## Exercise objective
Restate every line of the material, word for word.

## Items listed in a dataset
┌──

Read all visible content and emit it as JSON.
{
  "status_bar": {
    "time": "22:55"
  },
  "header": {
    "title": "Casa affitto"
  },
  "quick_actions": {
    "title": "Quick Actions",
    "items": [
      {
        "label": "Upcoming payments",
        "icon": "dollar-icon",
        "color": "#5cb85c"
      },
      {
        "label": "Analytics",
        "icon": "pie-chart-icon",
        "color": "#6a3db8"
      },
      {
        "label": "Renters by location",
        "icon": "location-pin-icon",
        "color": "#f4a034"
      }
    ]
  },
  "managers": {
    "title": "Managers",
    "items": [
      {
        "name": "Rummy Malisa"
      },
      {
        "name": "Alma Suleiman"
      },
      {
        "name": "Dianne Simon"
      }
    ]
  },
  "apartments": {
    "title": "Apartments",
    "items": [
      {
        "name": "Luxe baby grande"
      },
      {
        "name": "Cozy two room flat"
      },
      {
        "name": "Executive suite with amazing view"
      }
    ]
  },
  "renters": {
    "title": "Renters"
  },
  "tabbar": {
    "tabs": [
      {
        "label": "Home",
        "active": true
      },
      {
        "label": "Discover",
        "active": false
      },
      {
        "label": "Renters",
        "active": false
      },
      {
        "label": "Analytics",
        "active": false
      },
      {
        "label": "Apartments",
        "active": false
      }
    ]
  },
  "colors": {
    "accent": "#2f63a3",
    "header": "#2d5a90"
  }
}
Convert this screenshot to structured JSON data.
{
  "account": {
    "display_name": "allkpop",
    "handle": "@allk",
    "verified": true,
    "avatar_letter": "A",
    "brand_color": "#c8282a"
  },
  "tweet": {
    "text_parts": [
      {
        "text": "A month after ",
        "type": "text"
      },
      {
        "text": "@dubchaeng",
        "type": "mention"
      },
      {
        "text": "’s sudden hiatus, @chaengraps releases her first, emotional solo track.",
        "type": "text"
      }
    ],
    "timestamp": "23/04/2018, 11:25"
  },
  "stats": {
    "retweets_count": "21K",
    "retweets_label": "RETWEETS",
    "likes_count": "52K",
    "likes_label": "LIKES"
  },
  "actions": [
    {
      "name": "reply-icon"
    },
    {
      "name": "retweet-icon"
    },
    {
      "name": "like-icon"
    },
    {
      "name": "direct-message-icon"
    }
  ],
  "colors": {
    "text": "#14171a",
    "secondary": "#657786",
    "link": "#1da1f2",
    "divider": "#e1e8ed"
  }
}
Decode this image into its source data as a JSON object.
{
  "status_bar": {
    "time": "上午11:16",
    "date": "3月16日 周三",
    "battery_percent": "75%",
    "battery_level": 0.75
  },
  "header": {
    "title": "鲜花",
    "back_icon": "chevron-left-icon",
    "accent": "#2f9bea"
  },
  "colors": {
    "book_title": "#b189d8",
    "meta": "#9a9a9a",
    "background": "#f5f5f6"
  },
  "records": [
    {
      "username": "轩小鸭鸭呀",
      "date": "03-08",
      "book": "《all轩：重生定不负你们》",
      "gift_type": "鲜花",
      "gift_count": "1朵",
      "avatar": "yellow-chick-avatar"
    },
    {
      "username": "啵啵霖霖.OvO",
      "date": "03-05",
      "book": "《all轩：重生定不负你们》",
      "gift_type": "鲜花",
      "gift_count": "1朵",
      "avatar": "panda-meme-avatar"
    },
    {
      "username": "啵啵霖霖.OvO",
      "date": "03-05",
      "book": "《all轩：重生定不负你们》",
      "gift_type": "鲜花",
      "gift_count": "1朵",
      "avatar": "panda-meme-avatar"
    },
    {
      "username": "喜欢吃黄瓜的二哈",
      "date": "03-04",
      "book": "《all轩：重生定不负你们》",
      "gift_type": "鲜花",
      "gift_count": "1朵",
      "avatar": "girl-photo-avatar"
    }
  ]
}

└──

## Exercise answer
Read all visible content and emit it as JSON.
{
  "status_bar": {
    "time": "22:55"
  },
  "header": {
    "title": "Casa affitto"
  },
  "quick_actions": {
    "title": "Quick Actions",
    "items": [
      {
        "label": "Upcoming payments",
        "icon": "dollar-icon",
        "color": "#5cb85c"
      },
      {
        "label": "Analytics",
        "icon": "pie-chart-icon",
        "color": "#6a3db8"
      },
      {
        "label": "Renters by location",
        "icon": "location-pin-icon",
        "color": "#f4a034"
      }
    ]
  },
  "managers": {
    "title": "Managers",
    "items": [
      {
        "name": "Rummy Malisa"
      },
      {
        "name": "Alma Suleiman"
      },
      {
        "name": "Dianne Simon"
      }
    ]
  },
  "apartments": {
    "title": "Apartments",
    "items": [
      {
        "name": "Luxe baby grande"
      },
      {
        "name": "Cozy two room flat"
      },
      {
        "name": "Executive suite with amazing view"
      }
    ]
  },
  "renters": {
    "title": "Renters"
  },
  "tabbar": {
    "tabs": [
      {
        "label": "Home",
        "active": true
      },
      {
        "label": "Discover",
        "active": false
      },
      {
        "label": "Renters",
        "active": false
      },
      {
        "label": "Analytics",
        "active": false
      },
      {
        "label": "Apartments",
        "active": false
      }
    ]
  },
  "colors": {
    "accent": "#2f63a3",
    "header": "#2d5a90"
  }
}
Convert this screenshot to structured JSON data.
{
  "account": {
    "display_name": "allkpop",
    "handle": "@allk",
    "verified": true,
    "avatar_letter": "A",
    "brand_color": "#c8282a"
  },
  "tweet": {
    "text_parts": [
      {
        "text": "A month after ",
        "type": "text"
      },
      {
        "text": "@dubchaeng",
        "type": "mention"
      },
      {
        "text": "’s sudden hiatus, @chaengraps releases her first, emotional solo track.",
        "type": "text"
      }
    ],
    "timestamp": "23/04/2018, 11:25"
  },
  "stats": {
    "retweets_count": "21K",
    "retweets_label": "RETWEETS",
    "likes_count": "52K",
    "likes_label": "LIKES"
  },
  "actions": [
    {
      "name": "reply-icon"
    },
    {
      "name": "retweet-icon"
    },
    {
      "name": "like-icon"
    },
    {
      "name": "direct-message-icon"
    }
  ],
  "colors": {
    "text": "#14171a",
    "secondary": "#657786",
    "link": "#1da1f2",
    "divider": "#e1e8ed"
  }
}
Decode this image into its source data as a JSON object.
{
  "status_bar": {
    "time": "上午11:16",
    "date": "3月16日 周三",
    "battery_percent": "75%",
    "battery_level": 0.75
  },
  "header": {
    "title": "鲜花",
    "back_icon": "chevron-left-icon",
    "accent": "#2f9bea"
  },
  "colors": {
    "book_title": "#b189d8",
    "meta": "#9a9a9a",
    "background": "#f5f5f6"
  },
  "records": [
    {
      "username": "轩小鸭鸭呀",
      "date": "03-08",
      "book": "《all轩：重生定不负你们》",
      "gift_type": "鲜花",
      "gift_count": "1朵",
      "avatar": "yellow-chick-avatar"
    },
    {
      "username": "啵啵霖霖.OvO",
      "date": "03-05",
      "book": "《all轩：重生定不负你们》",
      "gift_type": "鲜花",
      "gift_count": "1朵",
      "avatar": "panda-meme-avatar"
    },
    {
      "username": "啵啵霖霖.OvO",
      "date": "03-05",
      "book": "《all轩：重生定不负你们》",
      "gift_type": "鲜花",
      "gift_count": "1朵",
      "avatar": "panda-meme-avatar"
    },
    {
      "username": "喜欢吃黄瓜的二哈",
      "date": "03-04",
      "book": "《all轩：重生定不负你们》",
      "gift_type": "鲜花",
      "gift_count": "1朵",
      "avatar": "girl-photo-avatar"
    }
  ]
}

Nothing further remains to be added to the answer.